--- Start Records provided ---
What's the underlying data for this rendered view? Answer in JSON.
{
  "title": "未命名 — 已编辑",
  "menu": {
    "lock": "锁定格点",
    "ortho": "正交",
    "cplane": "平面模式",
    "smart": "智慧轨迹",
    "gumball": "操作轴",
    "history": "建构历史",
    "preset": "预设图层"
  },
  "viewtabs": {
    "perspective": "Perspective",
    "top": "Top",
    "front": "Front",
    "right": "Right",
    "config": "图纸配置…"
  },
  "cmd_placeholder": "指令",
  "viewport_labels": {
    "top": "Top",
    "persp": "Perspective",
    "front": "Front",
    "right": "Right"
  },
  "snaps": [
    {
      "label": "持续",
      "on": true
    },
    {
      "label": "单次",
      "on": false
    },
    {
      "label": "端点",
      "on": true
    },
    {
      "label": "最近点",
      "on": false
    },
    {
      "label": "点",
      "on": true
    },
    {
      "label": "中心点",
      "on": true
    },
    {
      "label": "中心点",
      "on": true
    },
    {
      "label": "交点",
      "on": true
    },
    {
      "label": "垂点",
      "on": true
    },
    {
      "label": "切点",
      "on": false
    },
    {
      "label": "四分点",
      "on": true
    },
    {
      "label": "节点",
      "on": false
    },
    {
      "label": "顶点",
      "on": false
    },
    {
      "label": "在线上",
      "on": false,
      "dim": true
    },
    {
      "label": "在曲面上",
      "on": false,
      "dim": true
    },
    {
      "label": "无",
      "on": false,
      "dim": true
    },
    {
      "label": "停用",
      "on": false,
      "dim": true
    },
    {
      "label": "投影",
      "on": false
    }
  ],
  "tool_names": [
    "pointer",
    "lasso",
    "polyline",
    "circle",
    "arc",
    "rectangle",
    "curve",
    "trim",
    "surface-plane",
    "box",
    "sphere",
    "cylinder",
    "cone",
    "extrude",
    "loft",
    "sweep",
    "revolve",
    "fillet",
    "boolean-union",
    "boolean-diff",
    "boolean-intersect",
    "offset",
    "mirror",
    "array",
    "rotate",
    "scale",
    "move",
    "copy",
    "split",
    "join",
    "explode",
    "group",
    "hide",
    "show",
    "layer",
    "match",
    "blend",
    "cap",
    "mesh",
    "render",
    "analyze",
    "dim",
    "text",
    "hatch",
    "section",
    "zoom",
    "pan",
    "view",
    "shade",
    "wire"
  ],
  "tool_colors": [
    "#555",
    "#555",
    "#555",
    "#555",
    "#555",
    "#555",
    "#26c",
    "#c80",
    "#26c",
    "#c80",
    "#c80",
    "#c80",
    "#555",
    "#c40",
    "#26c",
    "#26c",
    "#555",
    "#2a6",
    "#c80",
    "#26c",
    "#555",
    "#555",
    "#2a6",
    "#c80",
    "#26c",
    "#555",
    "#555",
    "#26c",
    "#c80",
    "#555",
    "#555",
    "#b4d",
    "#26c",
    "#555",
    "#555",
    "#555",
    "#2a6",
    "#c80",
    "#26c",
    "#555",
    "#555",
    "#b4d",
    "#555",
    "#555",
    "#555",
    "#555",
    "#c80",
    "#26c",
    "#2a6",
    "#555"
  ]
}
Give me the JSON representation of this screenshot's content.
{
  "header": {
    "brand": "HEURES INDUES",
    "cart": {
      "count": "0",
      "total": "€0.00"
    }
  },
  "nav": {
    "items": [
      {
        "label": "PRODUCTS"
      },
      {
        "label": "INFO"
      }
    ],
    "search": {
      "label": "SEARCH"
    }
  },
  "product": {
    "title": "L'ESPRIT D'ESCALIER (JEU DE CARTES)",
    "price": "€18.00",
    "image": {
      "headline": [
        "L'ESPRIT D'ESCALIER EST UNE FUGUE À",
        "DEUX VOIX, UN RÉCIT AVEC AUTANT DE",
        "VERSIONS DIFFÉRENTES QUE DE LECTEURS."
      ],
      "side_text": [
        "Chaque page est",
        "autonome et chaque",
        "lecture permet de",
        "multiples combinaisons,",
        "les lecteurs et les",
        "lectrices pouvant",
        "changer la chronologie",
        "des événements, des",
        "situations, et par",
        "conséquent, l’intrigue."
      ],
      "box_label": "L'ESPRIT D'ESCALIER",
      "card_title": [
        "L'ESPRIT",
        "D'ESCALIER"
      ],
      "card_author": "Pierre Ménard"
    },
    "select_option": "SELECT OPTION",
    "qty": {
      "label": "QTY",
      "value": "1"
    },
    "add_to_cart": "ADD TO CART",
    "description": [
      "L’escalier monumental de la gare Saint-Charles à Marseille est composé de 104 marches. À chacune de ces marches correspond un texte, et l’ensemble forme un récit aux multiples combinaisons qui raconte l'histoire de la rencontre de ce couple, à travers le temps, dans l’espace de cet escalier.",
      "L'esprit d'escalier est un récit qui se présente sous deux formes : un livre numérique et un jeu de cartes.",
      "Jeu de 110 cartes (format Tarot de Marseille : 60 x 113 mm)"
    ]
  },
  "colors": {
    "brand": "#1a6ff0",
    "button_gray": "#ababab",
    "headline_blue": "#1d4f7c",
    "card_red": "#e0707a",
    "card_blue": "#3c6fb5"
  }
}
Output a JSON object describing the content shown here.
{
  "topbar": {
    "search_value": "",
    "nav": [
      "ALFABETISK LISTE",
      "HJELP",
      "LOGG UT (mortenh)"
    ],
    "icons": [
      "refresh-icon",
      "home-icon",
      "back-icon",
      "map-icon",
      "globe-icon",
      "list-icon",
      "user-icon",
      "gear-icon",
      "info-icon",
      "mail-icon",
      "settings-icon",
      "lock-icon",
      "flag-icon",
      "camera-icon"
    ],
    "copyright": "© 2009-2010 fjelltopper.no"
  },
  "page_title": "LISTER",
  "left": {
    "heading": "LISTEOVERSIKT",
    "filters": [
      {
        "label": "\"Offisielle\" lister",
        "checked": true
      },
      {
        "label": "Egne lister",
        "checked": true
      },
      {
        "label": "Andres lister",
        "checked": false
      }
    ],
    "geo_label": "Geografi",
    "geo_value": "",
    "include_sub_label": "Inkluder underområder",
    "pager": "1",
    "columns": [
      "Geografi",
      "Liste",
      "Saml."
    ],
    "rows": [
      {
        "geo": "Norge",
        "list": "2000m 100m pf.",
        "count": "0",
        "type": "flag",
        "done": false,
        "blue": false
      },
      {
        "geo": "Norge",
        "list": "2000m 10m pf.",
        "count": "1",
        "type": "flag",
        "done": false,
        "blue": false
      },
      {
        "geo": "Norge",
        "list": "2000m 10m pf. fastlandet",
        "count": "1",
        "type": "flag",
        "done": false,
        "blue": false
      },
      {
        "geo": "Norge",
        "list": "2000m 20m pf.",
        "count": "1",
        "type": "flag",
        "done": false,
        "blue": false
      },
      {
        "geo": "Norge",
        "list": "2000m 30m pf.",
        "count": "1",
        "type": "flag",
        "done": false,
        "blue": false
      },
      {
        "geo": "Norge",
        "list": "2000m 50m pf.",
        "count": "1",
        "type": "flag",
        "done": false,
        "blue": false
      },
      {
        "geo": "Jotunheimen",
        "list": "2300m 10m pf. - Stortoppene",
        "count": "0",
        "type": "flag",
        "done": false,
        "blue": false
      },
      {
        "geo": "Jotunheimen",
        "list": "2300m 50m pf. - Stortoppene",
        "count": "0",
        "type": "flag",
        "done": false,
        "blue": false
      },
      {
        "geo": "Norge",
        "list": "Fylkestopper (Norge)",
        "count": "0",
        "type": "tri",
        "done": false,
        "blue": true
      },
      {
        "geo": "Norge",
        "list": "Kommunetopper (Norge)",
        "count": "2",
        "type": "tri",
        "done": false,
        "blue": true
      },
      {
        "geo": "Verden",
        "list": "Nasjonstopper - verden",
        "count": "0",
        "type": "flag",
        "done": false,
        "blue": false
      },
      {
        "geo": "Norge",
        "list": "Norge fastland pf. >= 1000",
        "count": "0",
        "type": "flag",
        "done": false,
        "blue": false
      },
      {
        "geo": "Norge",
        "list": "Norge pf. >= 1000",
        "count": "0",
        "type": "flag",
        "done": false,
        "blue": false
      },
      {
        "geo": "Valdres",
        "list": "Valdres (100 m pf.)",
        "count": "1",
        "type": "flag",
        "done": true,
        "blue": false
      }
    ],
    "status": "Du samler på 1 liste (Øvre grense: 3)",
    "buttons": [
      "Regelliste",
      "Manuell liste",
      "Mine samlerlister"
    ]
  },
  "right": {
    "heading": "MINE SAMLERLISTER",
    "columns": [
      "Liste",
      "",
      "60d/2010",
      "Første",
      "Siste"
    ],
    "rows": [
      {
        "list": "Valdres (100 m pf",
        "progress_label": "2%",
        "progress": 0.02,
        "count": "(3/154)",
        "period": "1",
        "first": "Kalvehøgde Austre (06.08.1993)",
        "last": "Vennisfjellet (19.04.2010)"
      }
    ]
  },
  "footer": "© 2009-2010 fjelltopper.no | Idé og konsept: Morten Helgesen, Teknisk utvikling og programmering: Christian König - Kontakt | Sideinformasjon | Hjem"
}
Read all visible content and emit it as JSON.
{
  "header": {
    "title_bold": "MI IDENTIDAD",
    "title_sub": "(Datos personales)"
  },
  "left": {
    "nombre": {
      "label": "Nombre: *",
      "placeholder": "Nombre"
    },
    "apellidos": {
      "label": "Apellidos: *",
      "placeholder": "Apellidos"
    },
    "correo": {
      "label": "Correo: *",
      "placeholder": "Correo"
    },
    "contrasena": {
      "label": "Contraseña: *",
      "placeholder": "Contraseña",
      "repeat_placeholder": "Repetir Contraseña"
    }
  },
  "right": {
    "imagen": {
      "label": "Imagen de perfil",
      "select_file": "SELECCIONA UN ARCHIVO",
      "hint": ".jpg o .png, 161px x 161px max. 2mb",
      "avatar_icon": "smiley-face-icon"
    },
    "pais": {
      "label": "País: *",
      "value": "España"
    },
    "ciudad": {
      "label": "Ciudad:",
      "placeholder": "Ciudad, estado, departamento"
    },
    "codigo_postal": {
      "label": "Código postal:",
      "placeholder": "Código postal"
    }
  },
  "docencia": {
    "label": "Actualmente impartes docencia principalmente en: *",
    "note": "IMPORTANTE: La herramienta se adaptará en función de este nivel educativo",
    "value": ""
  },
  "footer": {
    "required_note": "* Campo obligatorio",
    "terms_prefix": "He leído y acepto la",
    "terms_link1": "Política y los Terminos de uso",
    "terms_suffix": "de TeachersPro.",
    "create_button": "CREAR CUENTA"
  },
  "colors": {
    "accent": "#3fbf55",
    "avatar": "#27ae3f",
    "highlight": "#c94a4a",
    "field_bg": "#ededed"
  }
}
--- End Records provided ---
> **Given instruction**
Exactly as written, give the line containing "Read all visible content and emit it as JSON." and all remaining lines of the records.

> **Solution to this exercise**
Read all visible content and emit it as JSON.
{
  "header": {
    "title_bold": "MI IDENTIDAD",
    "title_sub": "(Datos personales)"
  },
  "left": {
    "nombre": {
      "label": "Nombre: *",
      "placeholder": "Nombre"
    },
    "apellidos": {
      "label": "Apellidos: *",
      "placeholder": "Apellidos"
    },
    "correo": {
      "label": "Correo: *",
      "placeholder": "Correo"
    },
    "contrasena": {
      "label": "Contraseña: *",
      "placeholder": "Contraseña",
      "repeat_placeholder": "Repetir Contraseña"
    }
  },
  "right": {
    "imagen": {
      "label": "Imagen de perfil",
      "select_file": "SELECCIONA UN ARCHIVO",
      "hint": ".jpg o .png, 161px x 161px max. 2mb",
      "avatar_icon": "smiley-face-icon"
    },
    "pais": {
      "label": "País: *",
      "value": "España"
    },
    "ciudad": {
      "label": "Ciudad:",
      "placeholder": "Ciudad, estado, departamento"
    },
    "codigo_postal": {
      "label": "Código postal:",
      "placeholder": "Código postal"
    }
  },
  "docencia": {
    "label": "Actualmente impartes docencia principalmente en: *",
    "note": "IMPORTANTE: La herramienta se adaptará en función de este nivel educativo",
    "value": ""
  },
  "footer": {
    "required_note": "* Campo obligatorio",
    "terms_prefix": "He leído y acepto la",
    "terms_link1": "Política y los Terminos de uso",
    "terms_suffix": "de TeachersPro.",
    "create_button": "CREAR CUENTA"
  },
  "colors": {
    "accent": "#3fbf55",
    "avatar": "#27ae3f",
    "highlight": "#c94a4a",
    "field_bg": "#ededed"
  }
}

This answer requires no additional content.